Check each statement against the Chip Minton biography below: (a) Minton and Jim Herberich finished fourteenth in the two-man event at the 1994 Winter Olympics; (b) Minton won a bronze medal in the two-man event at the 1997 FIBT World Championships; (c) Minton left his prison guard job before competing in the 1994 Winter Olympics. Give yes or no for each, with the deciding words of the biography quoted exactly.

(Excerpt provided Opens)

Chip Minton

Medal record

Bobsleigh

World Championships

= Chip Minton =

American bobsledder and wrestler (born 1969)

Nathan Chip Minton III (born June 9, 1969) is an American former bobsledder and former professional wrestler for World Championship Wrestling. He is best known for his participation in the Winter Olympics in 1994 and 1998, where he represented the United States' bobsleigh team.

==Early life==
After graduating from high school, Minton began working as a prison guard near his hometown of Macon in Georgia. During his time as a prison guard, he also worked as a bodybuilder before he began training for a career in bobsleigh after becoming interested in the sport due to seeing Herschel Walker's performance in the 1992 Winter Olympics. In addition to his bobsleigh training, Minton also began training at World Championship Wrestling's Power Plant wrestling school for a career in professional wrestling.

==Career==

===Bobsleigh===

While still working as a prison guard, Minton was invited to an Olympic bobsleigh training camp in 1993 in Calgary, Alberta, Canada, during which time he crashed twice. After completing his training, Minton participated in the 1994 Winter Olympics, where he and Jim Herberich finished fourteenth overall in the two-man event. Following the Olympics, Minton quit his job as a prison guard in order to fully concentrate on his careers as a bobsledder and professional wrestler. At the 1997 FIBT World Championships in St. Moritz, Minton was successful in winning the bronze medal in the four-man event alongside Brian Shimer, Randy Jones, and Robert Olesen. Following his unsuccessful run in the previous Winter Olympics, Minton gained the best finish of his Olympic career as he, Shimer, Jones and Garreth Hines finished in fifth overall in the four-man event at the 1998 Winter Olympics.

(Excerpt provided Closes)
(Data listing Opens)

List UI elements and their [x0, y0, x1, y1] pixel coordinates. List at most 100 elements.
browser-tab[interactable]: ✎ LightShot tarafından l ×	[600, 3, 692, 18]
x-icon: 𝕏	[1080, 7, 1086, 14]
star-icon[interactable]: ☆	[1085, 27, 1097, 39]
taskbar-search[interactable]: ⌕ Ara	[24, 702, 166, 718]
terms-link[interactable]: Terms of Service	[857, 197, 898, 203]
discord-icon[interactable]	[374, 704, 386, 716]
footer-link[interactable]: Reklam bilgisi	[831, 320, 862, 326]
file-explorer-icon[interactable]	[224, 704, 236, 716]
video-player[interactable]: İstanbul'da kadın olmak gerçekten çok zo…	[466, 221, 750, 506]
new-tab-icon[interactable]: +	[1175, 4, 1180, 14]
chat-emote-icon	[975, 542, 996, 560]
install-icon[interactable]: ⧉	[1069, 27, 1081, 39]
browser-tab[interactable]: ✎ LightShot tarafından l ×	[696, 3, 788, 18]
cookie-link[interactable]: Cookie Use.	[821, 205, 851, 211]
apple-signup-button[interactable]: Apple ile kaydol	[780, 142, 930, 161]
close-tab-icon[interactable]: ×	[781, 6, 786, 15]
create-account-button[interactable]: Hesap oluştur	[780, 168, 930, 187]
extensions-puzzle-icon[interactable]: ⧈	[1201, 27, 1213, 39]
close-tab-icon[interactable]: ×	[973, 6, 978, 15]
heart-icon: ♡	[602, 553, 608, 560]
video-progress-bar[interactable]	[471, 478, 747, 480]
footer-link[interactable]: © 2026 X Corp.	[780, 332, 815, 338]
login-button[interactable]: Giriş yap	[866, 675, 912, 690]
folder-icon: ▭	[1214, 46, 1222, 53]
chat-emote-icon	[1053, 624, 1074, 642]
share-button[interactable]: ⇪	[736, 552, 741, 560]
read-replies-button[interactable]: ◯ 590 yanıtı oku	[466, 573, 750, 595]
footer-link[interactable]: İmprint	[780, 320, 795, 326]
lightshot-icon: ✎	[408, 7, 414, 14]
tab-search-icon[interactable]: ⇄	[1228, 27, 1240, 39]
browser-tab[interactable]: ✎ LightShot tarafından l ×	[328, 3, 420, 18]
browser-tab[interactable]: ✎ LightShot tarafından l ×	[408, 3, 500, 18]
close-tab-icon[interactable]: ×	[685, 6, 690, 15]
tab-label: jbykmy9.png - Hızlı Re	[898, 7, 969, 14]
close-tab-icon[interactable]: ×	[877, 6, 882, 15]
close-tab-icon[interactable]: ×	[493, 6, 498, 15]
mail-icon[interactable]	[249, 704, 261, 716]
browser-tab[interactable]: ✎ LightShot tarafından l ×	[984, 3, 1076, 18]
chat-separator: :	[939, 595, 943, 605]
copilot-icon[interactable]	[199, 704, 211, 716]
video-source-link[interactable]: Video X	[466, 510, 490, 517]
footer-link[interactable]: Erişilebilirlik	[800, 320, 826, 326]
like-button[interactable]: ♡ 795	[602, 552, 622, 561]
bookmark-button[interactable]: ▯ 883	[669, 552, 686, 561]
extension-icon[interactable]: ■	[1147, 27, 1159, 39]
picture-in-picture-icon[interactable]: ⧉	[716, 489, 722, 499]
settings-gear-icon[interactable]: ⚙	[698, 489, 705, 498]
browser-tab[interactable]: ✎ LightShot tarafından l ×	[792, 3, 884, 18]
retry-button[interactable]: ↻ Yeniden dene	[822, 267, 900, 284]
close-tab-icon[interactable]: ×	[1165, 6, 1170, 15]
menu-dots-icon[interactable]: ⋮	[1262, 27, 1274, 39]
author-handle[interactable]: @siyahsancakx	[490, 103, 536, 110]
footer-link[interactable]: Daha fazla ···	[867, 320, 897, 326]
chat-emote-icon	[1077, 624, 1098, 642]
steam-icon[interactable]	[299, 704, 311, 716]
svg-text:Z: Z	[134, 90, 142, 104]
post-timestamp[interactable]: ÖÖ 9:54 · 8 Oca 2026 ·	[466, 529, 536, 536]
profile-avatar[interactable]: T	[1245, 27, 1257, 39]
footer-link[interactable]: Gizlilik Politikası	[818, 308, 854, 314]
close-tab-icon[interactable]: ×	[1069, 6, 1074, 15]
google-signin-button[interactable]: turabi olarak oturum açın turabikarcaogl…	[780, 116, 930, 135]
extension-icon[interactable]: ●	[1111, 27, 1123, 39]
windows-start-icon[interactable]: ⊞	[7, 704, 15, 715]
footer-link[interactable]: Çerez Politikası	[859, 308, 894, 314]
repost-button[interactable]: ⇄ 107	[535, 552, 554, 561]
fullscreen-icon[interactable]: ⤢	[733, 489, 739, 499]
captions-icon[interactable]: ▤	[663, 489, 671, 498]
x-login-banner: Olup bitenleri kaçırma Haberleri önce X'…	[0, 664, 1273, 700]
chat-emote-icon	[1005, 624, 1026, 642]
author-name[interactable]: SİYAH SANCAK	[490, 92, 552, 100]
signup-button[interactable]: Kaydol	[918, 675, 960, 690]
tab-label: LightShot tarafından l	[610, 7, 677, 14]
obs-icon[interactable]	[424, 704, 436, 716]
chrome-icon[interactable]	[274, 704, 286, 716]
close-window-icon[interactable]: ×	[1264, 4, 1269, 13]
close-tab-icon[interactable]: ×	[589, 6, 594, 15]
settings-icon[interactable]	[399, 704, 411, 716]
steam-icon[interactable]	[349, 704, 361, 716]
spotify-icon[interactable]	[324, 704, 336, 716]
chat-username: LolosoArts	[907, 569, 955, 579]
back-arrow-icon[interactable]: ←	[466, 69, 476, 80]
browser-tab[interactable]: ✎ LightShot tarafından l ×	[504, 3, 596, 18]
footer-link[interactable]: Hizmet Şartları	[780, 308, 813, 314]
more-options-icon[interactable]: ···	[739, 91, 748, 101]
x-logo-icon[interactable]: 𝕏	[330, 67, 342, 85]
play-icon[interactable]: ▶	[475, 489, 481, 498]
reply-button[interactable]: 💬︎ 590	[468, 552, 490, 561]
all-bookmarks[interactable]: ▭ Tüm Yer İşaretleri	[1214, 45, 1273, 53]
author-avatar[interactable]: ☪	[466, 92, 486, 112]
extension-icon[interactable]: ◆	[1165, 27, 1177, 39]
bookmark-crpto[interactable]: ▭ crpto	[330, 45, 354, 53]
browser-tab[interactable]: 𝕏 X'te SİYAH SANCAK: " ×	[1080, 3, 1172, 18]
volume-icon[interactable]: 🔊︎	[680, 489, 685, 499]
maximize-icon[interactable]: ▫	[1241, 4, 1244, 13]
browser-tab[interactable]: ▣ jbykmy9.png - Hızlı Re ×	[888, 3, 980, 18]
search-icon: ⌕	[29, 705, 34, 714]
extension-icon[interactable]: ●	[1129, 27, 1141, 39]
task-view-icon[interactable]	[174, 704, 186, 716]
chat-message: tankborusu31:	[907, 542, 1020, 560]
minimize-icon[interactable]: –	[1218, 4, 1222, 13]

(Data listing Closes)

> **Task result**
(a) Yes: "he and Jim Herberich finished fourteenth overall in the two-man event"
(b) No: "winning the bronze medal in the four-man event alongside Brian Shimer, Randy Jones, and Robert Olesen"
(c) No: "Following the Olympics, Minton quit his job as a prison guard"